▸ WHAT THE TASK ASKS:
Output every line exactly as written. Leave out pictures.
____ RECORDS FOR PROCESSING
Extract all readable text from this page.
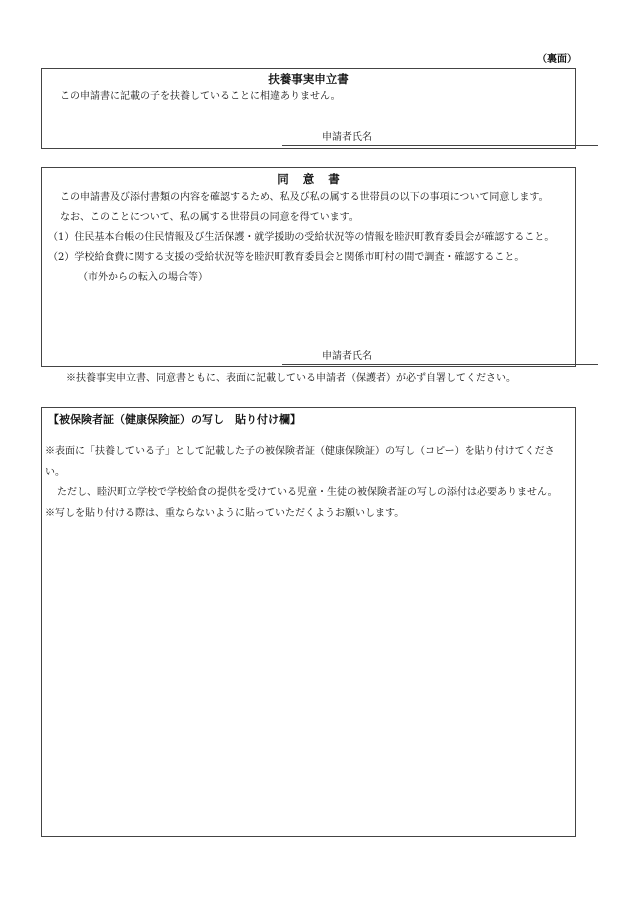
（裏面）
扶養事実申立書

この申請書に記載の子を扶養していることに相違ありません。

申請者氏名
同意書

この申請書及び添付書類の内容を確認するため、私及び私の属する世帯員の以下の事項について同意します。

なお、このことについて、私の属する世帯員の同意を得ています。

（1）住民基本台帳の住民情報及び生活保護・就学援助の受給状況等の情報を睦沢町教育委員会が確認すること。

（2）学校給食費に関する支援の受給状況等を睦沢町教育委員会と関係市町村の間で調査・確認すること。

（市外からの転入の場合等）

申請者氏名
※扶養事実申立書、同意書ともに、表面に記載している申請者（保護者）が必ず自署してください。
【被保険者証（健康保険証）の写し　貼り付け欄】

※表面に「扶養している子」として記載した子の被保険者証（健康保険証）の写し（コピー）を貼り付けてください。

ただし、睦沢町立学校で学校給食の提供を受けている児童・生徒の被保険者証の写しの添付は必要ありません。

※写しを貼り付ける際は、重ならないように貼っていただくようお願いします。
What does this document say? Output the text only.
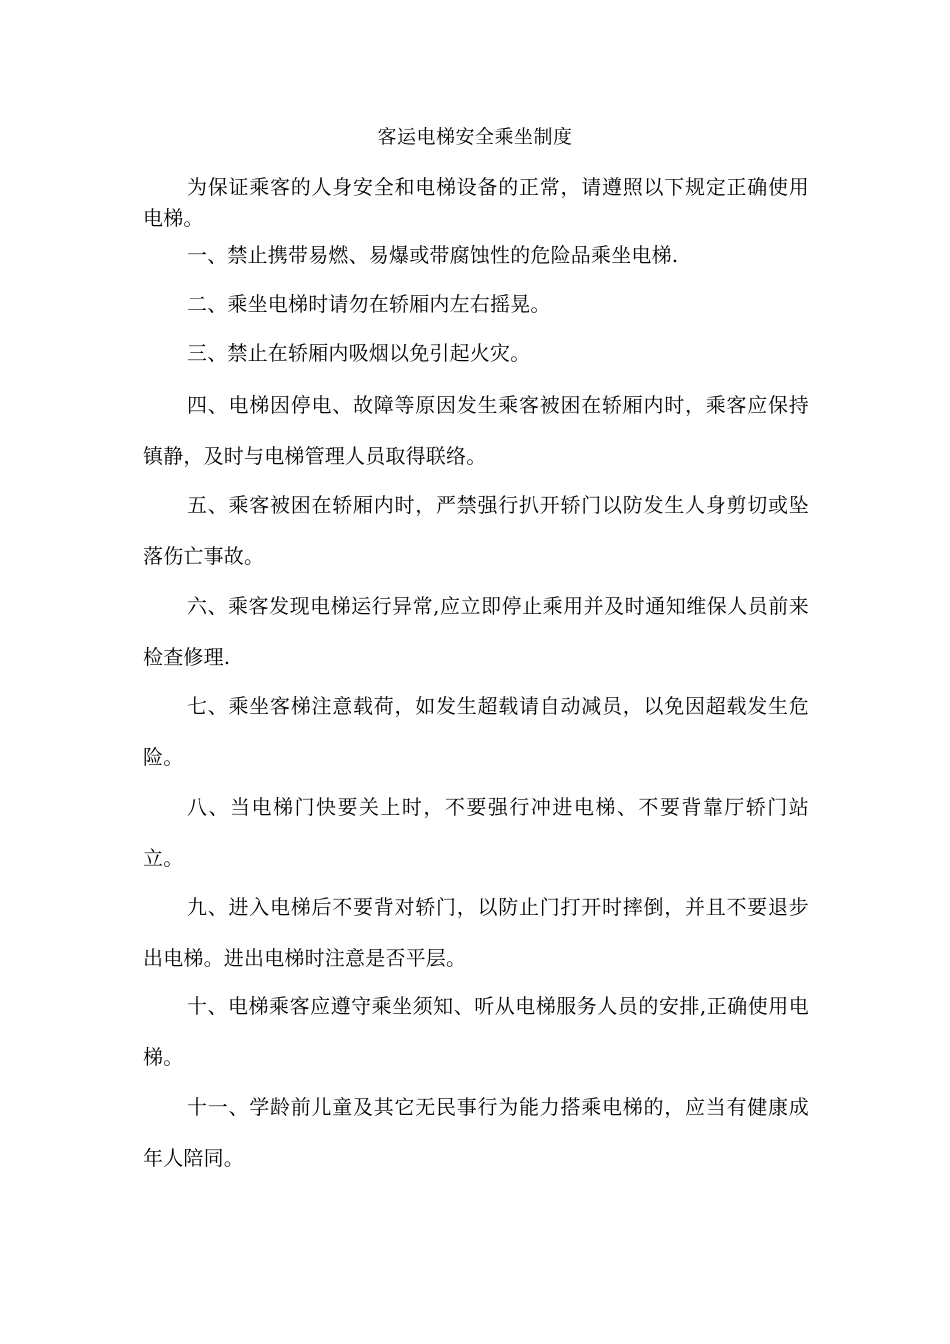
客运电梯安全乘坐制度
为保证乘客的人身安全和电梯设备的正常，请遵照以下规定正确使用电梯。
一、禁止携带易燃、易爆或带腐蚀性的危险品乘坐电梯.
二、乘坐电梯时请勿在轿厢内左右摇晃。
三、禁止在轿厢内吸烟以免引起火灾。
四、电梯因停电、故障等原因发生乘客被困在轿厢内时，乘客应保持镇静，及时与电梯管理人员取得联络。
五、乘客被困在轿厢内时，严禁强行扒开轿门以防发生人身剪切或坠落伤亡事故。
六、乘客发现电梯运行异常,应立即停止乘用并及时通知维保人员前来检查修理.
七、乘坐客梯注意载荷，如发生超载请自动减员，以免因超载发生危险。
八、当电梯门快要关上时，不要强行冲进电梯、不要背靠厅轿门站立。
九、进入电梯后不要背对轿门，以防止门打开时摔倒，并且不要退步出电梯。进出电梯时注意是否平层。
十、电梯乘客应遵守乘坐须知、听从电梯服务人员的安排,正确使用电梯。
十一、学龄前儿童及其它无民事行为能力搭乘电梯的，应当有健康成年人陪同。
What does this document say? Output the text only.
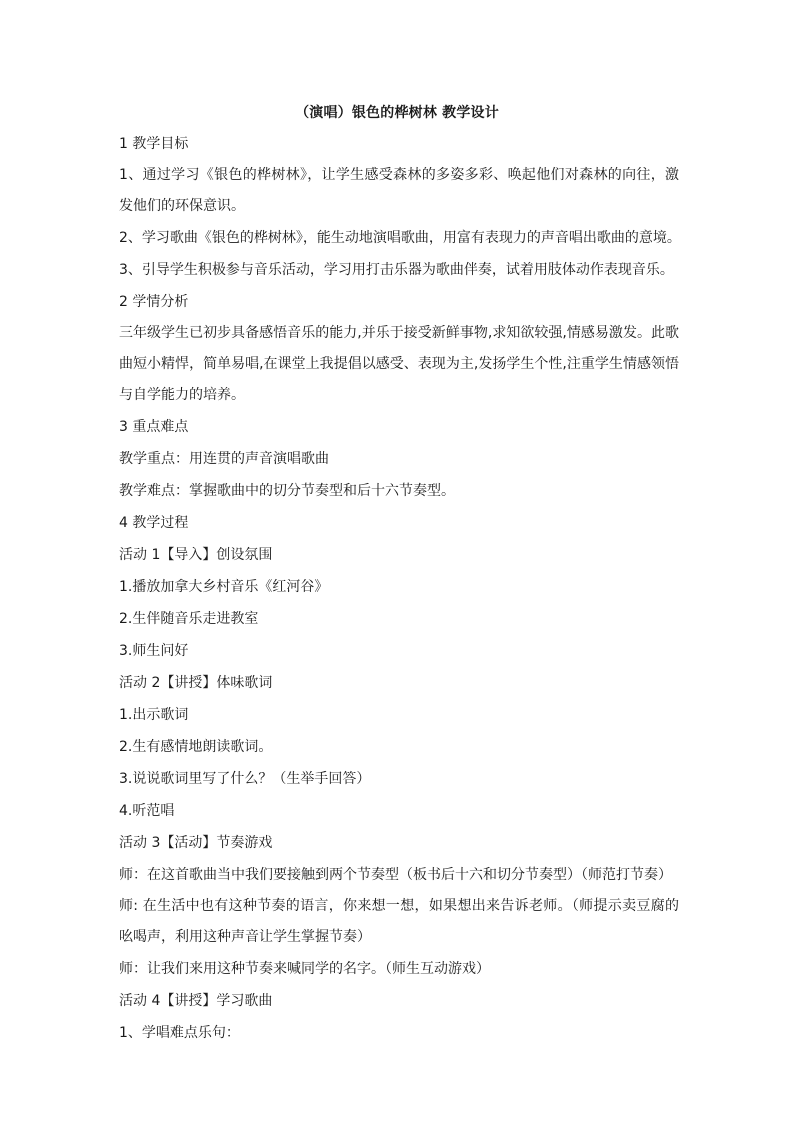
（演唱）银色的桦树林 教学设计

1 教学目标

1、通过学习《银色的桦树林》，让学生感受森林的多姿多彩、唤起他们对森林的向往，激发他们的环保意识。

2、学习歌曲《银色的桦树林》，能生动地演唱歌曲，用富有表现力的声音唱出歌曲的意境。

3、引导学生积极参与音乐活动，学习用打击乐器为歌曲伴奏，试着用肢体动作表现音乐。

2 学情分析

三年级学生已初步具备感悟音乐的能力,并乐于接受新鲜事物,求知欲较强,情感易激发。此歌曲短小精悍，简单易唱,在课堂上我提倡以感受、表现为主,发扬学生个性,注重学生情感领悟与自学能力的培养。

3 重点难点

教学重点：用连贯的声音演唱歌曲

教学难点：掌握歌曲中的切分节奏型和后十六节奏型。

4 教学过程

活动 1【导入】创设氛围

1.播放加拿大乡村音乐《红河谷》

2.生伴随音乐走进教室

3.师生问好

活动 2【讲授】体味歌词

1.出示歌词

2.生有感情地朗读歌词。

3.说说歌词里写了什么？（生举手回答）

4.听范唱

活动 3【活动】节奏游戏

师：在这首歌曲当中我们要接触到两个节奏型（板书后十六和切分节奏型）（师范打节奏）

师: 在生活中也有这种节奏的语言，你来想一想，如果想出来告诉老师。（师提示卖豆腐的吆喝声，利用这种声音让学生掌握节奏）

师：让我们来用这种节奏来喊同学的名字。（师生互动游戏）

活动 4【讲授】学习歌曲

1、学唱难点乐句：
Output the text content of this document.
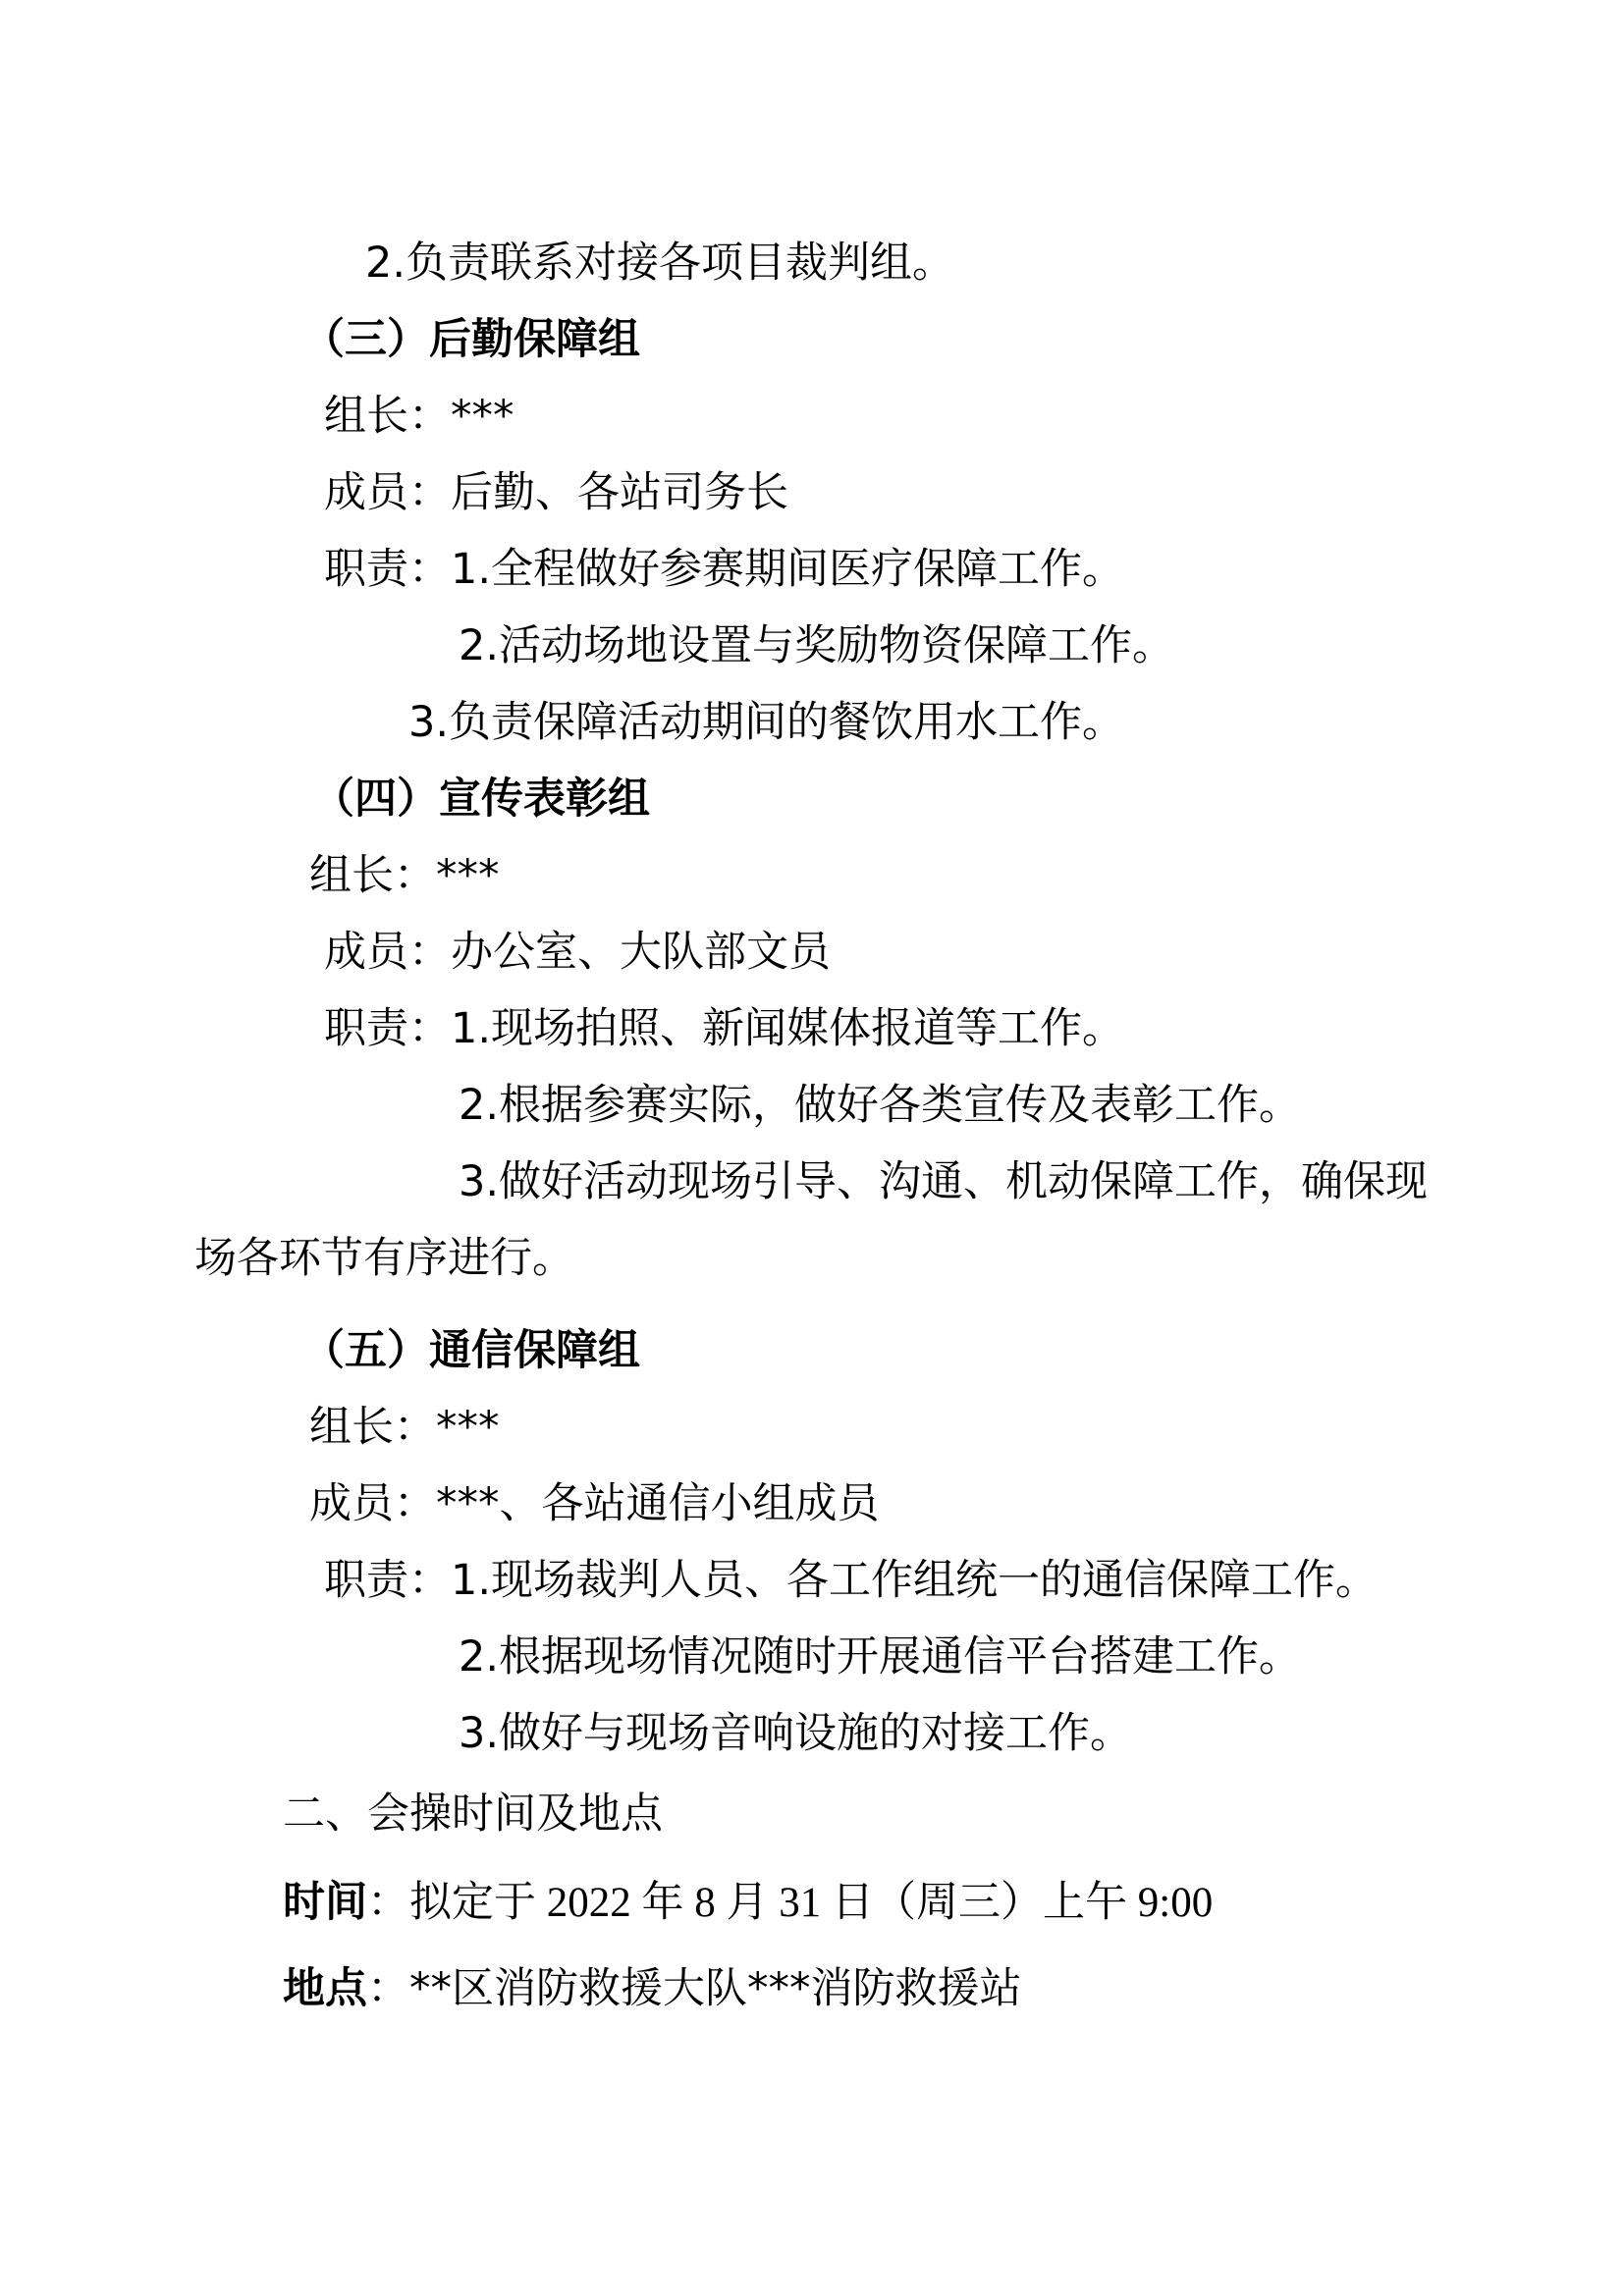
2.负责联系对接各项目裁判组。
（三）后勤保障组
组长：***
成员：后勤、各站司务长
职责：1.全程做好参赛期间医疗保障工作。
2.活动场地设置与奖励物资保障工作。
3.负责保障活动期间的餐饮用水工作。
（四）宣传表彰组
组长：***
成员：办公室、大队部文员
职责：1.现场拍照、新闻媒体报道等工作。
2.根据参赛实际，做好各类宣传及表彰工作。
3.做好活动现场引导、沟通、机动保障工作，确保现
场各环节有序进行。
（五）通信保障组
组长：***
成员：***、各站通信小组成员
职责：1.现场裁判人员、各工作组统一的通信保障工作。
2.根据现场情况随时开展通信平台搭建工作。
3.做好与现场音响设施的对接工作。
二、会操时间及地点
时间：拟定于 2022 年 8 月 31 日（周三）上午 9:00
地点：**区消防救援大队***消防救援站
________
▸ SOLUTION FOR THIS PROBLEM:
Extract all readable text from this page.
（裏面）
扶養事実申立書

この申請書に記載の子を扶養していることに相違ありません。

申請者氏名
同意書

この申請書及び添付書類の内容を確認するため、私及び私の属する世帯員の以下の事項について同意します。

なお、このことについて、私の属する世帯員の同意を得ています。

（1）住民基本台帳の住民情報及び生活保護・就学援助の受給状況等の情報を睦沢町教育委員会が確認すること。

（2）学校給食費に関する支援の受給状況等を睦沢町教育委員会と関係市町村の間で調査・確認すること。

（市外からの転入の場合等）

申請者氏名
※扶養事実申立書、同意書ともに、表面に記載している申請者（保護者）が必ず自署してください。
【被保険者証（健康保険証）の写し　貼り付け欄】

※表面に「扶養している子」として記載した子の被保険者証（健康保険証）の写し（コピー）を貼り付けてください。

ただし、睦沢町立学校で学校給食の提供を受けている児童・生徒の被保険者証の写しの添付は必要ありません。

※写しを貼り付ける際は、重ならないように貼っていただくようお願いします。
What does this document say? Output the text only.
客运电梯安全乘坐制度
为保证乘客的人身安全和电梯设备的正常，请遵照以下规定正确使用电梯。
一、禁止携带易燃、易爆或带腐蚀性的危险品乘坐电梯.
二、乘坐电梯时请勿在轿厢内左右摇晃。
三、禁止在轿厢内吸烟以免引起火灾。
四、电梯因停电、故障等原因发生乘客被困在轿厢内时，乘客应保持镇静，及时与电梯管理人员取得联络。
五、乘客被困在轿厢内时，严禁强行扒开轿门以防发生人身剪切或坠落伤亡事故。
六、乘客发现电梯运行异常,应立即停止乘用并及时通知维保人员前来检查修理.
七、乘坐客梯注意载荷，如发生超载请自动减员，以免因超载发生危险。
八、当电梯门快要关上时，不要强行冲进电梯、不要背靠厅轿门站立。
九、进入电梯后不要背对轿门，以防止门打开时摔倒，并且不要退步出电梯。进出电梯时注意是否平层。
十、电梯乘客应遵守乘坐须知、听从电梯服务人员的安排,正确使用电梯。
十一、学龄前儿童及其它无民事行为能力搭乘电梯的，应当有健康成年人陪同。
What does this document say? Output the text only.
（演唱）银色的桦树林 教学设计

1 教学目标

1、通过学习《银色的桦树林》，让学生感受森林的多姿多彩、唤起他们对森林的向往，激发他们的环保意识。

2、学习歌曲《银色的桦树林》，能生动地演唱歌曲，用富有表现力的声音唱出歌曲的意境。

3、引导学生积极参与音乐活动，学习用打击乐器为歌曲伴奏，试着用肢体动作表现音乐。

2 学情分析

三年级学生已初步具备感悟音乐的能力,并乐于接受新鲜事物,求知欲较强,情感易激发。此歌曲短小精悍，简单易唱,在课堂上我提倡以感受、表现为主,发扬学生个性,注重学生情感领悟与自学能力的培养。

3 重点难点

教学重点：用连贯的声音演唱歌曲

教学难点：掌握歌曲中的切分节奏型和后十六节奏型。

4 教学过程

活动 1【导入】创设氛围

1.播放加拿大乡村音乐《红河谷》

2.生伴随音乐走进教室

3.师生问好

活动 2【讲授】体味歌词

1.出示歌词

2.生有感情地朗读歌词。

3.说说歌词里写了什么？（生举手回答）

4.听范唱

活动 3【活动】节奏游戏

师：在这首歌曲当中我们要接触到两个节奏型（板书后十六和切分节奏型）（师范打节奏）

师: 在生活中也有这种节奏的语言，你来想一想，如果想出来告诉老师。（师提示卖豆腐的吆喝声，利用这种声音让学生掌握节奏）

师：让我们来用这种节奏来喊同学的名字。（师生互动游戏）

活动 4【讲授】学习歌曲

1、学唱难点乐句：
Output the text content of this document.
2.负责联系对接各项目裁判组。
（三）后勤保障组
组长：***
成员：后勤、各站司务长
职责：1.全程做好参赛期间医疗保障工作。
2.活动场地设置与奖励物资保障工作。
3.负责保障活动期间的餐饮用水工作。
（四）宣传表彰组
组长：***
成员：办公室、大队部文员
职责：1.现场拍照、新闻媒体报道等工作。
2.根据参赛实际，做好各类宣传及表彰工作。
3.做好活动现场引导、沟通、机动保障工作，确保现
场各环节有序进行。
（五）通信保障组
组长：***
成员：***、各站通信小组成员
职责：1.现场裁判人员、各工作组统一的通信保障工作。
2.根据现场情况随时开展通信平台搭建工作。
3.做好与现场音响设施的对接工作。
二、会操时间及地点
时间：拟定于 2022 年 8 月 31 日（周三）上午 9:00
地点：**区消防救援大队***消防救援站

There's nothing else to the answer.